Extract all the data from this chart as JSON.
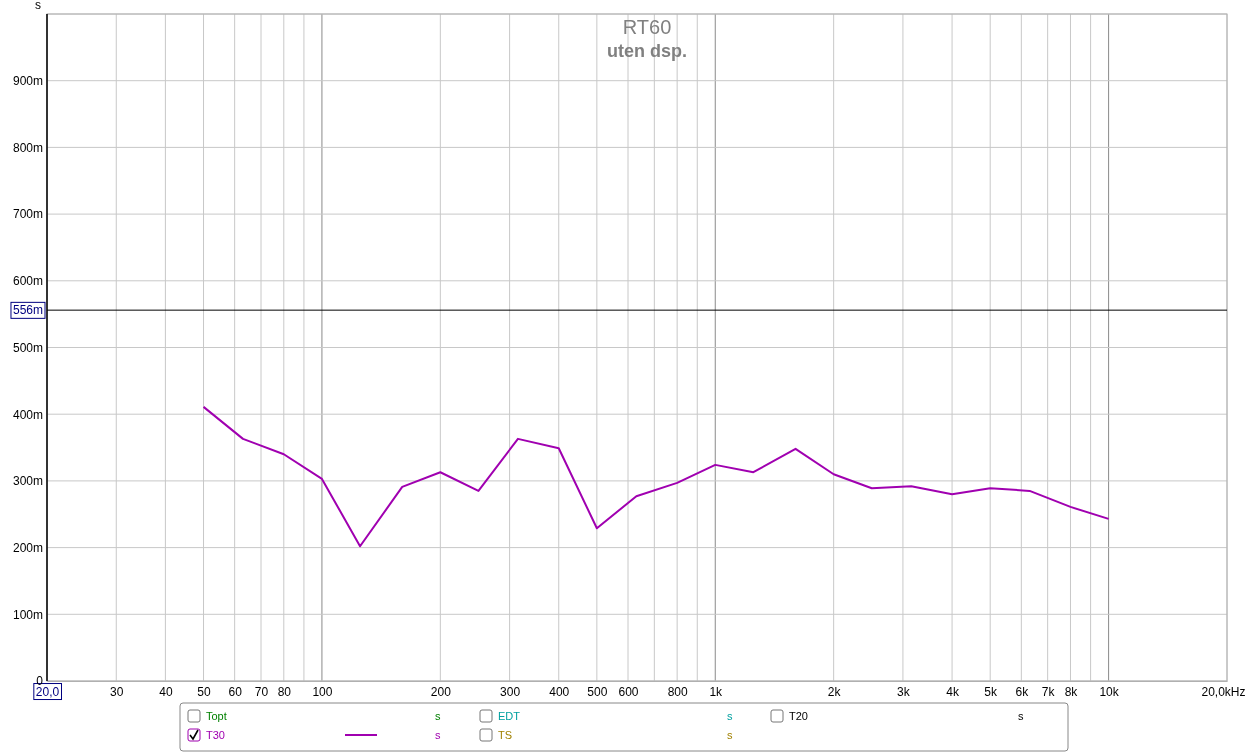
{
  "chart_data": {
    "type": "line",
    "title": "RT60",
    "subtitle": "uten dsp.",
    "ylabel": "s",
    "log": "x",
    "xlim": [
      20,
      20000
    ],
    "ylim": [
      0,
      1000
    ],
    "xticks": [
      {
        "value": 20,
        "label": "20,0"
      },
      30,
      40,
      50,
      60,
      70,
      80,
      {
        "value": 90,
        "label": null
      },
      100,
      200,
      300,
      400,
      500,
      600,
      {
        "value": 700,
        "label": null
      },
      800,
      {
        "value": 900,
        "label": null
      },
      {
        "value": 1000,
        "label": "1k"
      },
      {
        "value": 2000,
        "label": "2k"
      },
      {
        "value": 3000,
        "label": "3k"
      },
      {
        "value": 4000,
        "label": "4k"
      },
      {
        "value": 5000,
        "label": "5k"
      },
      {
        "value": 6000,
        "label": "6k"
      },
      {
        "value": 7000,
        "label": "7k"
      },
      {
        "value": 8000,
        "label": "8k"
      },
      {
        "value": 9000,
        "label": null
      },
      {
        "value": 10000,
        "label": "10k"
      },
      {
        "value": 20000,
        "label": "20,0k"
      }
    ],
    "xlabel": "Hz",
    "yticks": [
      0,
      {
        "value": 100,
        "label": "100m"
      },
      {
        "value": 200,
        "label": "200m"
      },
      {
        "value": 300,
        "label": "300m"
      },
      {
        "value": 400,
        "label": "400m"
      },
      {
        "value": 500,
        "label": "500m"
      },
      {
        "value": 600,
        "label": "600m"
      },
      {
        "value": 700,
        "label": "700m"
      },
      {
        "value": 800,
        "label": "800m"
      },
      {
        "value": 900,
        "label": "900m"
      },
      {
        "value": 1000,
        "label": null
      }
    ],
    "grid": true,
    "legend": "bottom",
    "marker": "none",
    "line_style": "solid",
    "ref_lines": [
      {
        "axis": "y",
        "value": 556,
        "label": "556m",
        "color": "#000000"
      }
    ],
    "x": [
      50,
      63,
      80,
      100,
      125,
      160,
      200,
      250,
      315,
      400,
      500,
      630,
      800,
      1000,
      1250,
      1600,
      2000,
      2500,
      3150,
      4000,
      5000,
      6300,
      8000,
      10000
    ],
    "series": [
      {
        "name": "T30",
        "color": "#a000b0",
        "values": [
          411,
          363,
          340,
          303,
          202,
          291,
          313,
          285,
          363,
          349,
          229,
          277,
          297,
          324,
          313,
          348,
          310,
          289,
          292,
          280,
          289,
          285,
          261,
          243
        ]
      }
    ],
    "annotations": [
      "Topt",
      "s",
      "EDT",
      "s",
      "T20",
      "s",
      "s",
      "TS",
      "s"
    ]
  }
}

━━━━━━━━━━━━━━━━━━━━━━━━━━━━━━

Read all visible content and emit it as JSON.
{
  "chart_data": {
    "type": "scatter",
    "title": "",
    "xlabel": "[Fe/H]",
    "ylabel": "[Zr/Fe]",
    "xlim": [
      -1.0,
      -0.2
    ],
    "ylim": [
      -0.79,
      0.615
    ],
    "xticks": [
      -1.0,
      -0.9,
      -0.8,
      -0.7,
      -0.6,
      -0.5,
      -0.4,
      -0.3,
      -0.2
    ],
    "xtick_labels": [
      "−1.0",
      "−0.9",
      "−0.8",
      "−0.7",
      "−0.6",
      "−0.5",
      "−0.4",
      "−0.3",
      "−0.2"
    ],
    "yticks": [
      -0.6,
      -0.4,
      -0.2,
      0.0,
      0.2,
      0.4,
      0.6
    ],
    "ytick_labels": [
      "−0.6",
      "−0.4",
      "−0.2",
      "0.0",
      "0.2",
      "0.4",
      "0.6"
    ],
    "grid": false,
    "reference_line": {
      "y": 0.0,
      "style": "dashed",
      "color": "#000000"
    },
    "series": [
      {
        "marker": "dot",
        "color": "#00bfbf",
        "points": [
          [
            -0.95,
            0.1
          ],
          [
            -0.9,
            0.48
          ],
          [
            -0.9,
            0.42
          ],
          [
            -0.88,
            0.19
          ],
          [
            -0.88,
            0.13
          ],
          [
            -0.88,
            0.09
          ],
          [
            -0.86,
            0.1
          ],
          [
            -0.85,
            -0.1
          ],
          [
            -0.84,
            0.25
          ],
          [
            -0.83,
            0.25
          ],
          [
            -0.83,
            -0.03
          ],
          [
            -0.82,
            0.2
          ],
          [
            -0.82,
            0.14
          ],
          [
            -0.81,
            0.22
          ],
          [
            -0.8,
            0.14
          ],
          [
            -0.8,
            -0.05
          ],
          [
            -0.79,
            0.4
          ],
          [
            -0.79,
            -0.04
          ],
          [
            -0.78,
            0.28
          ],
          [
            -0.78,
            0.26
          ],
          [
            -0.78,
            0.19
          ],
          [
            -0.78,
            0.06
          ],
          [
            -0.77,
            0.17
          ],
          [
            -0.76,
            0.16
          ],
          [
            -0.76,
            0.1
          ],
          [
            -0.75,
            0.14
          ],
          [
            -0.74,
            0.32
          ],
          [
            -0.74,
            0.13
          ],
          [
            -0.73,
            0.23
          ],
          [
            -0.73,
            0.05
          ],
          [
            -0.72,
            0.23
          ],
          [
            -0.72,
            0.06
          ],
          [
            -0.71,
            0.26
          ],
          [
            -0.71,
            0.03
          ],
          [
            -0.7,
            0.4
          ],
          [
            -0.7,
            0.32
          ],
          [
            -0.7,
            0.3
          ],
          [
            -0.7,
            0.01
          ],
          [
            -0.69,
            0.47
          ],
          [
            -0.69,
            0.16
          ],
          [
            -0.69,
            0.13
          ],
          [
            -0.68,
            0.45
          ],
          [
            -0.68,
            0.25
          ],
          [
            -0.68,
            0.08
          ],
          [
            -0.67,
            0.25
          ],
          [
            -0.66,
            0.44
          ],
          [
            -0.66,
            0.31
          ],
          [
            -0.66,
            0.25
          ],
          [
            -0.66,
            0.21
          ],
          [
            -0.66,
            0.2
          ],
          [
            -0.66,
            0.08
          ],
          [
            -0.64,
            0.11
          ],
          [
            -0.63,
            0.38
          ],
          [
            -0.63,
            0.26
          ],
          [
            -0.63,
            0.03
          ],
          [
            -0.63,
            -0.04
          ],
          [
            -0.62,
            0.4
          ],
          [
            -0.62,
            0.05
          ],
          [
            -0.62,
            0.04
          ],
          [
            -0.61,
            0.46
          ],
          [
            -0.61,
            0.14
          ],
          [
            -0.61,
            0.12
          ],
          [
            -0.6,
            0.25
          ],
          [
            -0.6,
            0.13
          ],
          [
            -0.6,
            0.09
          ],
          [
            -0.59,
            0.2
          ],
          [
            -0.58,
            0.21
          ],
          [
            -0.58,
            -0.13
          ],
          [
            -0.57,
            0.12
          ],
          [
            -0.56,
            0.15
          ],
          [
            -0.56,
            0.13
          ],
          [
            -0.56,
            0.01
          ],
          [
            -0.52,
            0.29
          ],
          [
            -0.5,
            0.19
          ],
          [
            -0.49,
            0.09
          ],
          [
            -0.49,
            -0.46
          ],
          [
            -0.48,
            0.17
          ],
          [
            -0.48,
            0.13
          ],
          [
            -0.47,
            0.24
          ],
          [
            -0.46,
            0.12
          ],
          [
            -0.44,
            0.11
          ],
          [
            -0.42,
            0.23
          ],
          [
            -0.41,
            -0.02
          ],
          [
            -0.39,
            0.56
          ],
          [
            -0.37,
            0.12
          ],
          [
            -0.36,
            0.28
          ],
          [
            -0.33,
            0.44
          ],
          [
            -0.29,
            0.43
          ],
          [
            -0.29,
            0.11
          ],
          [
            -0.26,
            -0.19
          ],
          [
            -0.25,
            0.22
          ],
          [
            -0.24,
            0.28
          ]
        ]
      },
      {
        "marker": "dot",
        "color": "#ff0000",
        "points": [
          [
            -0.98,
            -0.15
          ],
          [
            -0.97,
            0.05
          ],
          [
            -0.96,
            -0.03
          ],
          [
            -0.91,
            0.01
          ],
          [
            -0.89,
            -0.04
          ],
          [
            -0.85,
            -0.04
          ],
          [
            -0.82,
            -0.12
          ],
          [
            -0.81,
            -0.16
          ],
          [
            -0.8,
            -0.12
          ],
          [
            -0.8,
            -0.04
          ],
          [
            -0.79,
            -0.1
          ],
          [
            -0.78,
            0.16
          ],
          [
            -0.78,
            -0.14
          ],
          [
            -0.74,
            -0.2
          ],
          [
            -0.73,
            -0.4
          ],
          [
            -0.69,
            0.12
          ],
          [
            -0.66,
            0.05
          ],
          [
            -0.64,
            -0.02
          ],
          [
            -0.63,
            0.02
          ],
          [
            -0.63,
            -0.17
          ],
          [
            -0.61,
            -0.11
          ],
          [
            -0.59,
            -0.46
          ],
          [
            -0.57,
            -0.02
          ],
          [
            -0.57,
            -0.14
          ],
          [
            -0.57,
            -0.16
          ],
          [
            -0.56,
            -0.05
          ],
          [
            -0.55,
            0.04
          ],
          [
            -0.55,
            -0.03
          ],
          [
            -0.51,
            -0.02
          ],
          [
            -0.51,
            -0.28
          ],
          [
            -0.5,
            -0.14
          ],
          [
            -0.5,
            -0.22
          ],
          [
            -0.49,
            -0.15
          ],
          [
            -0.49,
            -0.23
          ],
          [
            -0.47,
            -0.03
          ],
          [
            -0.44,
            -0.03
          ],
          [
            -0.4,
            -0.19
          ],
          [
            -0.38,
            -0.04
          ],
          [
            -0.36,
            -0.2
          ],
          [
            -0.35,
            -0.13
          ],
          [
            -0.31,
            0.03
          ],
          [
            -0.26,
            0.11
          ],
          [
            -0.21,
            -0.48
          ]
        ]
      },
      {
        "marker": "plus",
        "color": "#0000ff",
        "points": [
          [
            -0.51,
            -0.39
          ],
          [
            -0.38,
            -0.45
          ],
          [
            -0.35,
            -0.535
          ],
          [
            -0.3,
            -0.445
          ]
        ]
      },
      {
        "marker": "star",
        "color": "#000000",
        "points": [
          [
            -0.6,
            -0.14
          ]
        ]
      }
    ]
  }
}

━━━━━━━━━━━━━━━━━━━━━━━━━━━━━━

■ **What is expected**: Extract each line from the listing that holds the word "JSON".

■ **Completed exercise**:
Extract all the data from this chart as JSON.
Read all visible content and emit it as JSON.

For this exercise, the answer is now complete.